_SET PROBLEM_
Will you write out all the entries below exactly?

_GIVEN DATA_
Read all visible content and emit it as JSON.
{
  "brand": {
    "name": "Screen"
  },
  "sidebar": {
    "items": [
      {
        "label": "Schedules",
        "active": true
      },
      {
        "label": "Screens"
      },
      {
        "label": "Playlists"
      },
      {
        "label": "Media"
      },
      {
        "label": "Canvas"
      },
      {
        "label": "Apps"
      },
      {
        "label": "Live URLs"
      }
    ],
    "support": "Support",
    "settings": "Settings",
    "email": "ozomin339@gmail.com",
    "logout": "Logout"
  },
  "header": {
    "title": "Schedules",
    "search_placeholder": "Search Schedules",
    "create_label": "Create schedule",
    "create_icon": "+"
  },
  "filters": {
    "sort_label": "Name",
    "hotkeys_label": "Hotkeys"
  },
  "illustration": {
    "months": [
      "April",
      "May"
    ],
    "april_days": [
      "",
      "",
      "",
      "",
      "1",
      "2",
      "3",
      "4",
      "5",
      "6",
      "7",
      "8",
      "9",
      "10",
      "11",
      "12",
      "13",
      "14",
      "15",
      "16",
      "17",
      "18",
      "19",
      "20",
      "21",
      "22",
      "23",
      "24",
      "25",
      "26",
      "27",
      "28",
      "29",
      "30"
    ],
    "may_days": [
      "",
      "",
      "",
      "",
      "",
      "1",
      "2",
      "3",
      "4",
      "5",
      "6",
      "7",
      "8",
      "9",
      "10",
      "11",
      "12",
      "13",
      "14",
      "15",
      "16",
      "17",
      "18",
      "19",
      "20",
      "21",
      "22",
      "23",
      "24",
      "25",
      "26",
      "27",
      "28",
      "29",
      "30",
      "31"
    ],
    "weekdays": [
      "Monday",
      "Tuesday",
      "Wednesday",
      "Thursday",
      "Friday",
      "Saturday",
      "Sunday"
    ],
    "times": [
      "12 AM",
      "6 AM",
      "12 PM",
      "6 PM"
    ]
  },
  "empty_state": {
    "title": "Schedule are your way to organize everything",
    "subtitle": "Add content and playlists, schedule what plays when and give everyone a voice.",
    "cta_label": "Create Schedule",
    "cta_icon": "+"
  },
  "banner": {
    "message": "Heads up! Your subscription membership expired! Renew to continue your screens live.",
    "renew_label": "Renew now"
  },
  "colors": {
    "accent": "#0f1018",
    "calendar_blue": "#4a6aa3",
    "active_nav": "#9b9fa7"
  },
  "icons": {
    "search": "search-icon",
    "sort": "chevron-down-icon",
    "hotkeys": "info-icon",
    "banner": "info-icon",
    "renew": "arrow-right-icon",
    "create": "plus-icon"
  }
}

_SOLVED EXERCISE_
Read all visible content and emit it as JSON.
{
  "brand": {
    "name": "Screen"
  },
  "sidebar": {
    "items": [
      {
        "label": "Schedules",
        "active": true
      },
      {
        "label": "Screens"
      },
      {
        "label": "Playlists"
      },
      {
        "label": "Media"
      },
      {
        "label": "Canvas"
      },
      {
        "label": "Apps"
      },
      {
        "label": "Live URLs"
      }
    ],
    "support": "Support",
    "settings": "Settings",
    "email": "ozomin339@gmail.com",
    "logout": "Logout"
  },
  "header": {
    "title": "Schedules",
    "search_placeholder": "Search Schedules",
    "create_label": "Create schedule",
    "create_icon": "+"
  },
  "filters": {
    "sort_label": "Name",
    "hotkeys_label": "Hotkeys"
  },
  "illustration": {
    "months": [
      "April",
      "May"
    ],
    "april_days": [
      "",
      "",
      "",
      "",
      "1",
      "2",
      "3",
      "4",
      "5",
      "6",
      "7",
      "8",
      "9",
      "10",
      "11",
      "12",
      "13",
      "14",
      "15",
      "16",
      "17",
      "18",
      "19",
      "20",
      "21",
      "22",
      "23",
      "24",
      "25",
      "26",
      "27",
      "28",
      "29",
      "30"
    ],
    "may_days": [
      "",
      "",
      "",
      "",
      "",
      "1",
      "2",
      "3",
      "4",
      "5",
      "6",
      "7",
      "8",
      "9",
      "10",
      "11",
      "12",
      "13",
      "14",
      "15",
      "16",
      "17",
      "18",
      "19",
      "20",
      "21",
      "22",
      "23",
      "24",
      "25",
      "26",
      "27",
      "28",
      "29",
      "30",
      "31"
    ],
    "weekdays": [
      "Monday",
      "Tuesday",
      "Wednesday",
      "Thursday",
      "Friday",
      "Saturday",
      "Sunday"
    ],
    "times": [
      "12 AM",
      "6 AM",
      "12 PM",
      "6 PM"
    ]
  },
  "empty_state": {
    "title": "Schedule are your way to organize everything",
    "subtitle": "Add content and playlists, schedule what plays when and give everyone a voice.",
    "cta_label": "Create Schedule",
    "cta_icon": "+"
  },
  "banner": {
    "message": "Heads up! Your subscription membership expired! Renew to continue your screens live.",
    "renew_label": "Renew now"
  },
  "colors": {
    "accent": "#0f1018",
    "calendar_blue": "#4a6aa3",
    "active_nav": "#9b9fa7"
  },
  "icons": {
    "search": "search-icon",
    "sort": "chevron-down-icon",
    "hotkeys": "info-icon",
    "banner": "info-icon",
    "renew": "arrow-right-icon",
    "create": "plus-icon"
  }
}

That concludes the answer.